**TAREAS PENDIENTES:**
1. Indica si cada afirmación concuerda con el fragmento sobre la exposición «Acoplamiento». Responde sí o no y cita literalmente las palabras del fragmento que lo deciden: (a) la muestra reúne 17 piezas; (b) los dos artistas exponían juntos por primera vez; (c) la exposición puede visitarse hasta el 15 de septiembre.
2. Prosigue el fragmento sobre la exposición «Acoplamiento» a partir de su última frase.

**FRAGMENTO:**
Los artistas presentan un total de 17 piezas creadas a cuatro manos mediante la combinación elementos pictóricos y escultóricos. En la Sala de Exposiciones “Bryan Hartley Robinson” de El Portón, en Alhaurín de la Torre (Málaga), hasta el 15 de septiembre
Hasta la fecha, Perry Oliver (Pennsylvania, 1941) y Fernando de la Rosa (Archidona, 1964), habían expuesto conjuntamente desde hace unos 25 años en instituciones públicas (Museo del Grabado Contemporáneo Español (Marbella), Facultad de Bellas Artes de Madrid, Sala de la Coracha del MUPAM…) y en galerías privadas (La Barbería y Margarita Albarrán (Sevilla), Neilson Gallery (Grazalema), De Opsteker (Ámsterdam), Galleru Norballe (Dinamarca), pero nunca se habían atrevido con el experimento creativo que ahora nos muestran en “Acoplamiento”.

**DATOS EN BRUTO:**

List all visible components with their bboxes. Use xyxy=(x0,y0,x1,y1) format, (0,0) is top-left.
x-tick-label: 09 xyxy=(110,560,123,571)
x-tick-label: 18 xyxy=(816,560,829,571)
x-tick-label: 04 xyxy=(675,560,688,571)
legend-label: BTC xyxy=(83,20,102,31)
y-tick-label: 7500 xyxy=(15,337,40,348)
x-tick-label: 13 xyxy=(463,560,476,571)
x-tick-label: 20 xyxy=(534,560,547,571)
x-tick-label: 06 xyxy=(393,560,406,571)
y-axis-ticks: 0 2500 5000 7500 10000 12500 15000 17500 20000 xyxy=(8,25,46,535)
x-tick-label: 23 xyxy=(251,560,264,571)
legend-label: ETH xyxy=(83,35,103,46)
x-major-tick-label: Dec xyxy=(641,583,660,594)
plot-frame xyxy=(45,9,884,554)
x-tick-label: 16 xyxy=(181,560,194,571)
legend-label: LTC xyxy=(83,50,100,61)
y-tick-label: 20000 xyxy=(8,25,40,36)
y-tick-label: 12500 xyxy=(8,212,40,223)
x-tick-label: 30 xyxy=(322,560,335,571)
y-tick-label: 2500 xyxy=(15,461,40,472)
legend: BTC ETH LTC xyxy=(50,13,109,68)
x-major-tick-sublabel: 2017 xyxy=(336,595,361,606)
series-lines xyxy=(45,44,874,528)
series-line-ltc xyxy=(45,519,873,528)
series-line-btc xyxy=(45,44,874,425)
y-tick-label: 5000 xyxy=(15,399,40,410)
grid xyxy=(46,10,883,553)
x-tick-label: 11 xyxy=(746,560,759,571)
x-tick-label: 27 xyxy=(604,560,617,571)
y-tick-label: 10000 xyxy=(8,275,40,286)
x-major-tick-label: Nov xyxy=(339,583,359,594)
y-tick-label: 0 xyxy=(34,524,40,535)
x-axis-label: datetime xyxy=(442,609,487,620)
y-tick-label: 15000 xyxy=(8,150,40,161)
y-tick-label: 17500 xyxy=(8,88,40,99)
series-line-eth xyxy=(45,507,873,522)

**RESPUESTAS ESCRITAS:**
1. (a) Sí: «un total de 17 piezas creadas a cuatro manos». (b) No: «habían expuesto conjuntamente desde hace unos 25 años». (c) Sí: «hasta el 15 de septiembre».

2.
El título elegido para la Sala de Exposiciones “Bryan Hartley Robinson”, de El Portón, en Alhaurín de la Torre (Málaga), y que se puede ver hasta el 15 de septiembre de 2023, no puede ser más exacto. Según el Diccionario de la Real Academia de la Lengua Española, “acoplar” significa lo siguiente: “Agrupar dos o más aparatos, piezas o sistemas, de manera que su funcionamiento combinado produzca el resultado conveniente”.
Se trata de 17 piezas compuestas a cuatro manos y dos cerebros, que combinan elementos pictóricos y escultóricos. Esto es, uno le pidió al otro pintar sus esculturas, y recíprocamente el otro le pidió al uno esculpir sus pinturas. Hace poco más de un siglo (1912), Picasso descubrió el assemblage o ensamblaje, una técnica que revolucionó el arte del siglo XX, tanto la pintura, por ejemplo, en forma de collage, como la escultura, que ya no dependía única y exclusivamente de la técnica de la talla o del modelado. Me atrevería a decir que el resultado de esta aventura son ensamblajes, con la peculiaridad, repito, de estar intervenidos a cuatro manos y con dos cerebros, y conjugar valores expresivos de ambas y, como veremos, otras modalidades artísticas.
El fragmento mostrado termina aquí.